Dataset entries:
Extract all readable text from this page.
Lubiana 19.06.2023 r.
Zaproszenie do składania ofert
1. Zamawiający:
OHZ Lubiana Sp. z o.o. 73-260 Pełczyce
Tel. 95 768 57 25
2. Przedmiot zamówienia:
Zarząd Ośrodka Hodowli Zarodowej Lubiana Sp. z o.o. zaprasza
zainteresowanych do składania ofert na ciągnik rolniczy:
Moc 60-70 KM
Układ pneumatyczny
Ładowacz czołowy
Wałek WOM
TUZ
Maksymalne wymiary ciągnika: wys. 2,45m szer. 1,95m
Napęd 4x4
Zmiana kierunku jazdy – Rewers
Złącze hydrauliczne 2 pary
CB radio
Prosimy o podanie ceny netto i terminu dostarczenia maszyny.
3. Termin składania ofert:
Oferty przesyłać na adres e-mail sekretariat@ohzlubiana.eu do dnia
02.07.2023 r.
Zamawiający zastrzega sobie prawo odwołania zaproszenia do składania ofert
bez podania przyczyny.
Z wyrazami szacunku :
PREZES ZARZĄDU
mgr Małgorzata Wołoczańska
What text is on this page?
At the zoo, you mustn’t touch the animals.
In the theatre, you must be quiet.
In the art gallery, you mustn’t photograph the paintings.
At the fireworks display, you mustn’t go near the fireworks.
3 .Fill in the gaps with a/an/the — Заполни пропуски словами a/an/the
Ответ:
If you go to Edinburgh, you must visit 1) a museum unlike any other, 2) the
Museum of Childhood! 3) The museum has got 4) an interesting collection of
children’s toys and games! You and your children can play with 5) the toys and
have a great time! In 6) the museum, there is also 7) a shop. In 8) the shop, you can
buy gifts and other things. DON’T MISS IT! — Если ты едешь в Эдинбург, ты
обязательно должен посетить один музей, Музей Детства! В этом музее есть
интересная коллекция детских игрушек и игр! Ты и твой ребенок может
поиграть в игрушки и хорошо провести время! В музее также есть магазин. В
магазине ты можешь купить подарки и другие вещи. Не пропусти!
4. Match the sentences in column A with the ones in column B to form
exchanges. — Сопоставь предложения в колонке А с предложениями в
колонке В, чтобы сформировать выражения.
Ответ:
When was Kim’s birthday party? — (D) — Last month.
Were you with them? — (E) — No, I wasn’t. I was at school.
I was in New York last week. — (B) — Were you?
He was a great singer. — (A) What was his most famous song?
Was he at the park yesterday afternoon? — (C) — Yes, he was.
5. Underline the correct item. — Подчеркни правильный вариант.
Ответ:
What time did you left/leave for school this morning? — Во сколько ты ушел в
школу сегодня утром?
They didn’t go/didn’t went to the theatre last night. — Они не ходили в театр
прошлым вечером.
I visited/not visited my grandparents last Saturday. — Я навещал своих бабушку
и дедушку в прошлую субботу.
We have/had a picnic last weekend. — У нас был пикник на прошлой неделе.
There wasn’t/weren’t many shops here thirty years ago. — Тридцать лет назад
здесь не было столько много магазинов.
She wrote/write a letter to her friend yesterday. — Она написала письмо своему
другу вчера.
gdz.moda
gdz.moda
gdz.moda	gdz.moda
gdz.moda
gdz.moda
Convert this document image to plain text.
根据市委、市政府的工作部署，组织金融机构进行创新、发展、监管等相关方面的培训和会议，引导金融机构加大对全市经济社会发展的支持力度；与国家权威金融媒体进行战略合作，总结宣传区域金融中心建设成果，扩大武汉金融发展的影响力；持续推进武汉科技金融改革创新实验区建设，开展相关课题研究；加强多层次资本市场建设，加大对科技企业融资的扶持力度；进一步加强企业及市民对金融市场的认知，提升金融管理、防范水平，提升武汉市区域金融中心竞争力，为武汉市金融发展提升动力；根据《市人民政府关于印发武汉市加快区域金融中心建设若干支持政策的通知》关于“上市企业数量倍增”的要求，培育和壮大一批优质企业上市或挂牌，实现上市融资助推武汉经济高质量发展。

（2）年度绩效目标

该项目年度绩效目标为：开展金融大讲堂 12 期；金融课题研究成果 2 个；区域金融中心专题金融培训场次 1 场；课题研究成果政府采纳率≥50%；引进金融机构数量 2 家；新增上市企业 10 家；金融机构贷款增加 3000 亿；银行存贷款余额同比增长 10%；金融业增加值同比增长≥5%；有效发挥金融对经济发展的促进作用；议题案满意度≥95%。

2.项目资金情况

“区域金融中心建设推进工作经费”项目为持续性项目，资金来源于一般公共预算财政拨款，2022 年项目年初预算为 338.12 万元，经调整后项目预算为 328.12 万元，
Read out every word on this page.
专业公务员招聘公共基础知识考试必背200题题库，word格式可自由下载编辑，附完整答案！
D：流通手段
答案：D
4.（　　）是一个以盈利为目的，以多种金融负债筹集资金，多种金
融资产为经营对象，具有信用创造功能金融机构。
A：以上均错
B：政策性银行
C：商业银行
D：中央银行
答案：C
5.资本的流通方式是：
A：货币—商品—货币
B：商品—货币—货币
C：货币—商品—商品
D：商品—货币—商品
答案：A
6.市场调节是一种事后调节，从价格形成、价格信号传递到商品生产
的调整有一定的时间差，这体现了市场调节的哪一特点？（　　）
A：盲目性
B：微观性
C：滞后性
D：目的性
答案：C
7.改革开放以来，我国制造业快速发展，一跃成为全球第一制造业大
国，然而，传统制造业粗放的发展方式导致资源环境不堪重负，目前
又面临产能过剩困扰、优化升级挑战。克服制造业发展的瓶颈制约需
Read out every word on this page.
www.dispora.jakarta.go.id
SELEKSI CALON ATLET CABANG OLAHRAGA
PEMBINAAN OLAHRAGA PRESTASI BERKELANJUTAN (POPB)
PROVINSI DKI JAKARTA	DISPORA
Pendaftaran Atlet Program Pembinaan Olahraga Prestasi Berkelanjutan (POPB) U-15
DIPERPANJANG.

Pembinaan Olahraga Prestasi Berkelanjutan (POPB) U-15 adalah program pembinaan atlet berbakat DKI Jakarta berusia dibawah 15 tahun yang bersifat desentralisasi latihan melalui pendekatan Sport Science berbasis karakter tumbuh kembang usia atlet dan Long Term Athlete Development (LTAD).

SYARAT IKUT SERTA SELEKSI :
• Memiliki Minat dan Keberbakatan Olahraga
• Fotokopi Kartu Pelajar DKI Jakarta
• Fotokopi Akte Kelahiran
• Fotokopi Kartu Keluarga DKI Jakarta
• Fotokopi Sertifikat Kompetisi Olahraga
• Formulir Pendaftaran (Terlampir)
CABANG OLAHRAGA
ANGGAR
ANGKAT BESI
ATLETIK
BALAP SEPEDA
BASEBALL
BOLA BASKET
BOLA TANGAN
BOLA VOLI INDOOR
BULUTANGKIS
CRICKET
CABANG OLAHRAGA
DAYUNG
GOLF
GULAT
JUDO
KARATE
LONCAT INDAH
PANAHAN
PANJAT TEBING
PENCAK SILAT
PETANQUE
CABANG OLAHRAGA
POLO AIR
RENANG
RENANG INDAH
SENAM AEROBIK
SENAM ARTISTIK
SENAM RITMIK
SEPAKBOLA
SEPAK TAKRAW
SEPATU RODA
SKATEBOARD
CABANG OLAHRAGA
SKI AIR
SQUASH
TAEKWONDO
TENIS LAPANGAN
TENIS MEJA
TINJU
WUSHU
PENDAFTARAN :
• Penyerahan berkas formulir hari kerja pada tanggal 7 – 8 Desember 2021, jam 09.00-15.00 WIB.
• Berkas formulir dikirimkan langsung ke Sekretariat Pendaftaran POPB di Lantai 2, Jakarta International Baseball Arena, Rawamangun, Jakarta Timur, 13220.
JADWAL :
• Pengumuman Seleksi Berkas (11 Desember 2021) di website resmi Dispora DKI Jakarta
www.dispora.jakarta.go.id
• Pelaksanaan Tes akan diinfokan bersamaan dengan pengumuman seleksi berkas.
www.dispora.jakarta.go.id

*TASK STATEMENT*: Type out the material again exactly as presented.

*WRITTEN SOLUTION*:
Extract all readable text from this page.
Lubiana 19.06.2023 r.
Zaproszenie do składania ofert
1. Zamawiający:
OHZ Lubiana Sp. z o.o. 73-260 Pełczyce
Tel. 95 768 57 25
2. Przedmiot zamówienia:
Zarząd Ośrodka Hodowli Zarodowej Lubiana Sp. z o.o. zaprasza
zainteresowanych do składania ofert na ciągnik rolniczy:
Moc 60-70 KM
Układ pneumatyczny
Ładowacz czołowy
Wałek WOM
TUZ
Maksymalne wymiary ciągnika: wys. 2,45m szer. 1,95m
Napęd 4x4
Zmiana kierunku jazdy – Rewers
Złącze hydrauliczne 2 pary
CB radio
Prosimy o podanie ceny netto i terminu dostarczenia maszyny.
3. Termin składania ofert:
Oferty przesyłać na adres e-mail sekretariat@ohzlubiana.eu do dnia
02.07.2023 r.
Zamawiający zastrzega sobie prawo odwołania zaproszenia do składania ofert
bez podania przyczyny.
Z wyrazami szacunku :
PREZES ZARZĄDU
mgr Małgorzata Wołoczańska
What text is on this page?
At the zoo, you mustn’t touch the animals.
In the theatre, you must be quiet.
In the art gallery, you mustn’t photograph the paintings.
At the fireworks display, you mustn’t go near the fireworks.
3 .Fill in the gaps with a/an/the — Заполни пропуски словами a/an/the
Ответ:
If you go to Edinburgh, you must visit 1) a museum unlike any other, 2) the
Museum of Childhood! 3) The museum has got 4) an interesting collection of
children’s toys and games! You and your children can play with 5) the toys and
have a great time! In 6) the museum, there is also 7) a shop. In 8) the shop, you can
buy gifts and other things. DON’T MISS IT! — Если ты едешь в Эдинбург, ты
обязательно должен посетить один музей, Музей Детства! В этом музее есть
интересная коллекция детских игрушек и игр! Ты и твой ребенок может
поиграть в игрушки и хорошо провести время! В музее также есть магазин. В
магазине ты можешь купить подарки и другие вещи. Не пропусти!
4. Match the sentences in column A with the ones in column B to form
exchanges. — Сопоставь предложения в колонке А с предложениями в
колонке В, чтобы сформировать выражения.
Ответ:
When was Kim’s birthday party? — (D) — Last month.
Were you with them? — (E) — No, I wasn’t. I was at school.
I was in New York last week. — (B) — Were you?
He was a great singer. — (A) What was his most famous song?
Was he at the park yesterday afternoon? — (C) — Yes, he was.
5. Underline the correct item. — Подчеркни правильный вариант.
Ответ:
What time did you left/leave for school this morning? — Во сколько ты ушел в
школу сегодня утром?
They didn’t go/didn’t went to the theatre last night. — Они не ходили в театр
прошлым вечером.
I visited/not visited my grandparents last Saturday. — Я навещал своих бабушку
и дедушку в прошлую субботу.
We have/had a picnic last weekend. — У нас был пикник на прошлой неделе.
There wasn’t/weren’t many shops here thirty years ago. — Тридцать лет назад
здесь не было столько много магазинов.
She wrote/write a letter to her friend yesterday. — Она написала письмо своему
другу вчера.
gdz.moda
gdz.moda
gdz.moda	gdz.moda
gdz.moda
gdz.moda
Convert this document image to plain text.
根据市委、市政府的工作部署，组织金融机构进行创新、发展、监管等相关方面的培训和会议，引导金融机构加大对全市经济社会发展的支持力度；与国家权威金融媒体进行战略合作，总结宣传区域金融中心建设成果，扩大武汉金融发展的影响力；持续推进武汉科技金融改革创新实验区建设，开展相关课题研究；加强多层次资本市场建设，加大对科技企业融资的扶持力度；进一步加强企业及市民对金融市场的认知，提升金融管理、防范水平，提升武汉市区域金融中心竞争力，为武汉市金融发展提升动力；根据《市人民政府关于印发武汉市加快区域金融中心建设若干支持政策的通知》关于“上市企业数量倍增”的要求，培育和壮大一批优质企业上市或挂牌，实现上市融资助推武汉经济高质量发展。

（2）年度绩效目标

该项目年度绩效目标为：开展金融大讲堂 12 期；金融课题研究成果 2 个；区域金融中心专题金融培训场次 1 场；课题研究成果政府采纳率≥50%；引进金融机构数量 2 家；新增上市企业 10 家；金融机构贷款增加 3000 亿；银行存贷款余额同比增长 10%；金融业增加值同比增长≥5%；有效发挥金融对经济发展的促进作用；议题案满意度≥95%。

2.项目资金情况

“区域金融中心建设推进工作经费”项目为持续性项目，资金来源于一般公共预算财政拨款，2022 年项目年初预算为 338.12 万元，经调整后项目预算为 328.12 万元，
Read out every word on this page.
专业公务员招聘公共基础知识考试必背200题题库，word格式可自由下载编辑，附完整答案！
D：流通手段
答案：D
4.（　　）是一个以盈利为目的，以多种金融负债筹集资金，多种金
融资产为经营对象，具有信用创造功能金融机构。
A：以上均错
B：政策性银行
C：商业银行
D：中央银行
答案：C
5.资本的流通方式是：
A：货币—商品—货币
B：商品—货币—货币
C：货币—商品—商品
D：商品—货币—商品
答案：A
6.市场调节是一种事后调节，从价格形成、价格信号传递到商品生产
的调整有一定的时间差，这体现了市场调节的哪一特点？（　　）
A：盲目性
B：微观性
C：滞后性
D：目的性
答案：C
7.改革开放以来，我国制造业快速发展，一跃成为全球第一制造业大
国，然而，传统制造业粗放的发展方式导致资源环境不堪重负，目前
又面临产能过剩困扰、优化升级挑战。克服制造业发展的瓶颈制约需
Read out every word on this page.
www.dispora.jakarta.go.id
SELEKSI CALON ATLET CABANG OLAHRAGA
PEMBINAAN OLAHRAGA PRESTASI BERKELANJUTAN (POPB)
PROVINSI DKI JAKARTA	DISPORA
Pendaftaran Atlet Program Pembinaan Olahraga Prestasi Berkelanjutan (POPB) U-15
DIPERPANJANG.

Pembinaan Olahraga Prestasi Berkelanjutan (POPB) U-15 adalah program pembinaan atlet berbakat DKI Jakarta berusia dibawah 15 tahun yang bersifat desentralisasi latihan melalui pendekatan Sport Science berbasis karakter tumbuh kembang usia atlet dan Long Term Athlete Development (LTAD).

SYARAT IKUT SERTA SELEKSI :
• Memiliki Minat dan Keberbakatan Olahraga
• Fotokopi Kartu Pelajar DKI Jakarta
• Fotokopi Akte Kelahiran
• Fotokopi Kartu Keluarga DKI Jakarta
• Fotokopi Sertifikat Kompetisi Olahraga
• Formulir Pendaftaran (Terlampir)
CABANG OLAHRAGA
ANGGAR
ANGKAT BESI
ATLETIK
BALAP SEPEDA
BASEBALL
BOLA BASKET
BOLA TANGAN
BOLA VOLI INDOOR
BULUTANGKIS
CRICKET
CABANG OLAHRAGA
DAYUNG
GOLF
GULAT
JUDO
KARATE
LONCAT INDAH
PANAHAN
PANJAT TEBING
PENCAK SILAT
PETANQUE
CABANG OLAHRAGA
POLO AIR
RENANG
RENANG INDAH
SENAM AEROBIK
SENAM ARTISTIK
SENAM RITMIK
SEPAKBOLA
SEPAK TAKRAW
SEPATU RODA
SKATEBOARD
CABANG OLAHRAGA
SKI AIR
SQUASH
TAEKWONDO
TENIS LAPANGAN
TENIS MEJA
TINJU
WUSHU
PENDAFTARAN :
• Penyerahan berkas formulir hari kerja pada tanggal 7 – 8 Desember 2021, jam 09.00-15.00 WIB.
• Berkas formulir dikirimkan langsung ke Sekretariat Pendaftaran POPB di Lantai 2, Jakarta International Baseball Arena, Rawamangun, Jakarta Timur, 13220.
JADWAL :
• Pengumuman Seleksi Berkas (11 Desember 2021) di website resmi Dispora DKI Jakarta
www.dispora.jakarta.go.id
• Pelaksanaan Tes akan diinfokan bersamaan dengan pengumuman seleksi berkas.
www.dispora.jakarta.go.id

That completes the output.